## [REQUIRED WORK]
Restate each line of the listing exactly, without carrying over any pictures.

_____

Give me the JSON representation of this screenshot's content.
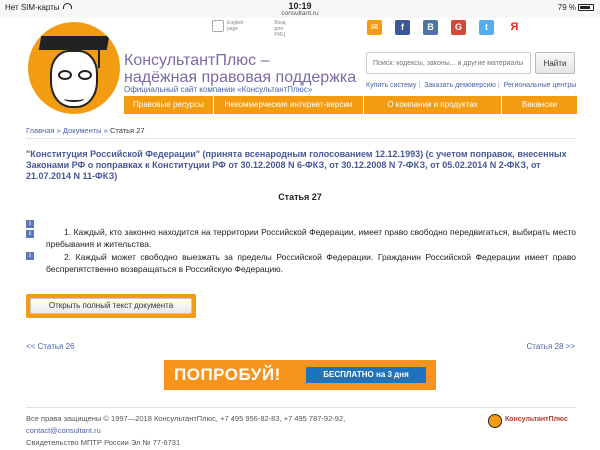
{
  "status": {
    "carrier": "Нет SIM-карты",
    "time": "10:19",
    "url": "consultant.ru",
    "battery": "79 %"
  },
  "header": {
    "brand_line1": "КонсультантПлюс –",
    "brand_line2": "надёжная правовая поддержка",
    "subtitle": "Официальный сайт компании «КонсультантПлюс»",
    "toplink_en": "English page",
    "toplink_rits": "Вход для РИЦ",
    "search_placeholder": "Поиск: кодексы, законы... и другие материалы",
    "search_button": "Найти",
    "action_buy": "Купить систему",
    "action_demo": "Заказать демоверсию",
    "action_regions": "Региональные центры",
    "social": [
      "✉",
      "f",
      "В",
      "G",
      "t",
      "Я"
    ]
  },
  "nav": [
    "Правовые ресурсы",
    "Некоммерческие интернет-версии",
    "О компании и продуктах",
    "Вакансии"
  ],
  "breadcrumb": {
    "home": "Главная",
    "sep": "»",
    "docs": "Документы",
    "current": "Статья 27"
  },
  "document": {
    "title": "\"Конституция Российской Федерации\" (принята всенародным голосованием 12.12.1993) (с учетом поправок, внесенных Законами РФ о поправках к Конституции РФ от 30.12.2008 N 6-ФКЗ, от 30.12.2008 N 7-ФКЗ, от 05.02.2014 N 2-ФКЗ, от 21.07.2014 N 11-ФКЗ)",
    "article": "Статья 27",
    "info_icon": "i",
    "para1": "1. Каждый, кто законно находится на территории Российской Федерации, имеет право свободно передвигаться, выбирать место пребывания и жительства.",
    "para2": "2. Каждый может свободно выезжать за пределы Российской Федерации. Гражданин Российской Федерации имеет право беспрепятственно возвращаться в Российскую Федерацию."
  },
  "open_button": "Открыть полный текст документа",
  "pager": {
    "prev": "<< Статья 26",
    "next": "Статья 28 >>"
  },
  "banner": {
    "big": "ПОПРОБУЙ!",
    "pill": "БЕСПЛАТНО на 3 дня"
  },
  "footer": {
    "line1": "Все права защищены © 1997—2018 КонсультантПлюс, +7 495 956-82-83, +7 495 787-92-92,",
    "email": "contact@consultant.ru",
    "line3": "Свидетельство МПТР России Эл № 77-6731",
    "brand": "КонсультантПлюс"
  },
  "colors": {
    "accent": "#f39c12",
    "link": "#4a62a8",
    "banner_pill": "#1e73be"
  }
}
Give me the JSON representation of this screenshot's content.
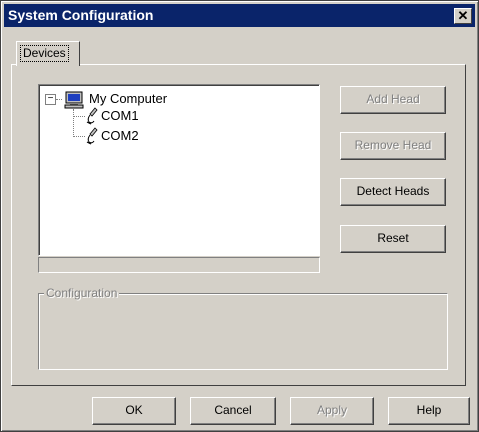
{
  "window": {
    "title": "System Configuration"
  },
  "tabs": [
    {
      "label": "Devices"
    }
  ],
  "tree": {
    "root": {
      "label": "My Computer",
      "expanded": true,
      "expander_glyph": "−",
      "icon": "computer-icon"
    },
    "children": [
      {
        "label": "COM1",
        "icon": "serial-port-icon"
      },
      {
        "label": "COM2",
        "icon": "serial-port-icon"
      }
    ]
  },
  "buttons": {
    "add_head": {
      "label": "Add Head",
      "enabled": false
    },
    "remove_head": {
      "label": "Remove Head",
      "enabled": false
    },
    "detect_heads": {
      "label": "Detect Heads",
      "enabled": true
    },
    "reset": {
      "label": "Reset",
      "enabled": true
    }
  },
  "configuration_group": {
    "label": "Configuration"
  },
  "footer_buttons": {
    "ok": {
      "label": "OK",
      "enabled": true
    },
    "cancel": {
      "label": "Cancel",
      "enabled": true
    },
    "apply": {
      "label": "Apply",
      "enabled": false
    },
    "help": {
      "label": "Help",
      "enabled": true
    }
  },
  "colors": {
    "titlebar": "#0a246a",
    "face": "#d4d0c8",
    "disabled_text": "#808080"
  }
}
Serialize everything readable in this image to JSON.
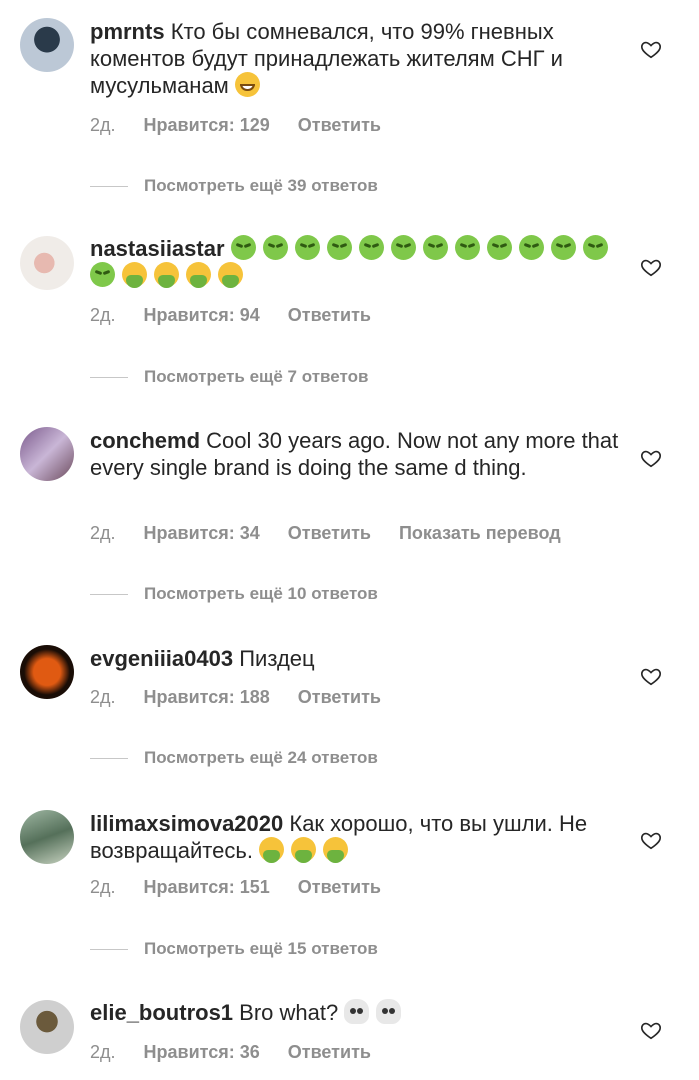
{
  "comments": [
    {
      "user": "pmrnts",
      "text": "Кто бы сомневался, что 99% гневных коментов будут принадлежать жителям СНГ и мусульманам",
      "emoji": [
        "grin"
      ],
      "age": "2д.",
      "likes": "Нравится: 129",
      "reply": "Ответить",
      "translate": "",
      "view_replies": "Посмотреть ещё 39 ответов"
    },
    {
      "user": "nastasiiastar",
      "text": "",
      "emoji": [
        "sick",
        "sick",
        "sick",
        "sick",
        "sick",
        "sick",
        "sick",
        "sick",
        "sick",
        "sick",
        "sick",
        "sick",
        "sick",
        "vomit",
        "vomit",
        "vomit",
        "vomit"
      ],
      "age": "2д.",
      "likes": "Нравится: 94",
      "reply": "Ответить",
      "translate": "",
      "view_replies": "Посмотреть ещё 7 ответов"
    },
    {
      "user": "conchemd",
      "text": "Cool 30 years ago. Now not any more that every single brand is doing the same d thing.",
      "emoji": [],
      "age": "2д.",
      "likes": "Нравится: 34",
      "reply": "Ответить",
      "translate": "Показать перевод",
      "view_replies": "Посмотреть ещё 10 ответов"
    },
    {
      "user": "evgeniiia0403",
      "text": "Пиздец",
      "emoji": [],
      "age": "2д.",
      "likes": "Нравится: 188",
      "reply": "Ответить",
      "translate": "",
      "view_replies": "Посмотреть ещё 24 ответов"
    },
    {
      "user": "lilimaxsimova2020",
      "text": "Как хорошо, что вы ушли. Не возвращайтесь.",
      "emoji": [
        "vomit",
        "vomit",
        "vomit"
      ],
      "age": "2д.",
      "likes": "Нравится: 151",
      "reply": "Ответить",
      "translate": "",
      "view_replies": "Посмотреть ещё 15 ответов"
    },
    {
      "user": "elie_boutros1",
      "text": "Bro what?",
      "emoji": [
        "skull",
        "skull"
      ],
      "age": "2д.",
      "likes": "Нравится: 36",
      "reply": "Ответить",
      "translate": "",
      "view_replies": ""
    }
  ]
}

_____

## [IN RESPONSE]
Give me the JSON representation of this screenshot's content.
{
  "status": {
    "carrier": "Нет SIM-карты",
    "time": "10:19",
    "url": "consultant.ru",
    "battery": "79 %"
  },
  "header": {
    "brand_line1": "КонсультантПлюс –",
    "brand_line2": "надёжная правовая поддержка",
    "subtitle": "Официальный сайт компании «КонсультантПлюс»",
    "toplink_en": "English page",
    "toplink_rits": "Вход для РИЦ",
    "search_placeholder": "Поиск: кодексы, законы... и другие материалы",
    "search_button": "Найти",
    "action_buy": "Купить систему",
    "action_demo": "Заказать демоверсию",
    "action_regions": "Региональные центры",
    "social": [
      "✉",
      "f",
      "В",
      "G",
      "t",
      "Я"
    ]
  },
  "nav": [
    "Правовые ресурсы",
    "Некоммерческие интернет-версии",
    "О компании и продуктах",
    "Вакансии"
  ],
  "breadcrumb": {
    "home": "Главная",
    "sep": "»",
    "docs": "Документы",
    "current": "Статья 27"
  },
  "document": {
    "title": "\"Конституция Российской Федерации\" (принята всенародным голосованием 12.12.1993) (с учетом поправок, внесенных Законами РФ о поправках к Конституции РФ от 30.12.2008 N 6-ФКЗ, от 30.12.2008 N 7-ФКЗ, от 05.02.2014 N 2-ФКЗ, от 21.07.2014 N 11-ФКЗ)",
    "article": "Статья 27",
    "info_icon": "i",
    "para1": "1. Каждый, кто законно находится на территории Российской Федерации, имеет право свободно передвигаться, выбирать место пребывания и жительства.",
    "para2": "2. Каждый может свободно выезжать за пределы Российской Федерации. Гражданин Российской Федерации имеет право беспрепятственно возвращаться в Российскую Федерацию."
  },
  "open_button": "Открыть полный текст документа",
  "pager": {
    "prev": "<< Статья 26",
    "next": "Статья 28 >>"
  },
  "banner": {
    "big": "ПОПРОБУЙ!",
    "pill": "БЕСПЛАТНО на 3 дня"
  },
  "footer": {
    "line1": "Все права защищены © 1997—2018 КонсультантПлюс, +7 495 956-82-83, +7 495 787-92-92,",
    "email": "contact@consultant.ru",
    "line3": "Свидетельство МПТР России Эл № 77-6731",
    "brand": "КонсультантПлюс"
  },
  "colors": {
    "accent": "#f39c12",
    "link": "#4a62a8",
    "banner_pill": "#1e73be"
  }
}
Give me the JSON representation of this screenshot's content.
{
  "window": {
    "title": "System Configuration"
  },
  "tabs": [
    {
      "label": "Devices"
    }
  ],
  "tree": {
    "root": {
      "label": "My Computer",
      "expanded": true,
      "expander_glyph": "−",
      "icon": "computer-icon"
    },
    "children": [
      {
        "label": "COM1",
        "icon": "serial-port-icon"
      },
      {
        "label": "COM2",
        "icon": "serial-port-icon"
      }
    ]
  },
  "buttons": {
    "add_head": {
      "label": "Add Head",
      "enabled": false
    },
    "remove_head": {
      "label": "Remove Head",
      "enabled": false
    },
    "detect_heads": {
      "label": "Detect Heads",
      "enabled": true
    },
    "reset": {
      "label": "Reset",
      "enabled": true
    }
  },
  "configuration_group": {
    "label": "Configuration"
  },
  "footer_buttons": {
    "ok": {
      "label": "OK",
      "enabled": true
    },
    "cancel": {
      "label": "Cancel",
      "enabled": true
    },
    "apply": {
      "label": "Apply",
      "enabled": false
    },
    "help": {
      "label": "Help",
      "enabled": true
    }
  },
  "colors": {
    "titlebar": "#0a246a",
    "face": "#d4d0c8",
    "disabled_text": "#808080"
  }
}
Serialize everything readable in this image to JSON.
{
  "comments": [
    {
      "user": "pmrnts",
      "text": "Кто бы сомневался, что 99% гневных коментов будут принадлежать жителям СНГ и мусульманам",
      "emoji": [
        "grin"
      ],
      "age": "2д.",
      "likes": "Нравится: 129",
      "reply": "Ответить",
      "translate": "",
      "view_replies": "Посмотреть ещё 39 ответов"
    },
    {
      "user": "nastasiiastar",
      "text": "",
      "emoji": [
        "sick",
        "sick",
        "sick",
        "sick",
        "sick",
        "sick",
        "sick",
        "sick",
        "sick",
        "sick",
        "sick",
        "sick",
        "sick",
        "vomit",
        "vomit",
        "vomit",
        "vomit"
      ],
      "age": "2д.",
      "likes": "Нравится: 94",
      "reply": "Ответить",
      "translate": "",
      "view_replies": "Посмотреть ещё 7 ответов"
    },
    {
      "user": "conchemd",
      "text": "Cool 30 years ago. Now not any more that every single brand is doing the same d thing.",
      "emoji": [],
      "age": "2д.",
      "likes": "Нравится: 34",
      "reply": "Ответить",
      "translate": "Показать перевод",
      "view_replies": "Посмотреть ещё 10 ответов"
    },
    {
      "user": "evgeniiia0403",
      "text": "Пиздец",
      "emoji": [],
      "age": "2д.",
      "likes": "Нравится: 188",
      "reply": "Ответить",
      "translate": "",
      "view_replies": "Посмотреть ещё 24 ответов"
    },
    {
      "user": "lilimaxsimova2020",
      "text": "Как хорошо, что вы ушли. Не возвращайтесь.",
      "emoji": [
        "vomit",
        "vomit",
        "vomit"
      ],
      "age": "2д.",
      "likes": "Нравится: 151",
      "reply": "Ответить",
      "translate": "",
      "view_replies": "Посмотреть ещё 15 ответов"
    },
    {
      "user": "elie_boutros1",
      "text": "Bro what?",
      "emoji": [
        "skull",
        "skull"
      ],
      "age": "2д.",
      "likes": "Нравится: 36",
      "reply": "Ответить",
      "translate": "",
      "view_replies": ""
    }
  ]
}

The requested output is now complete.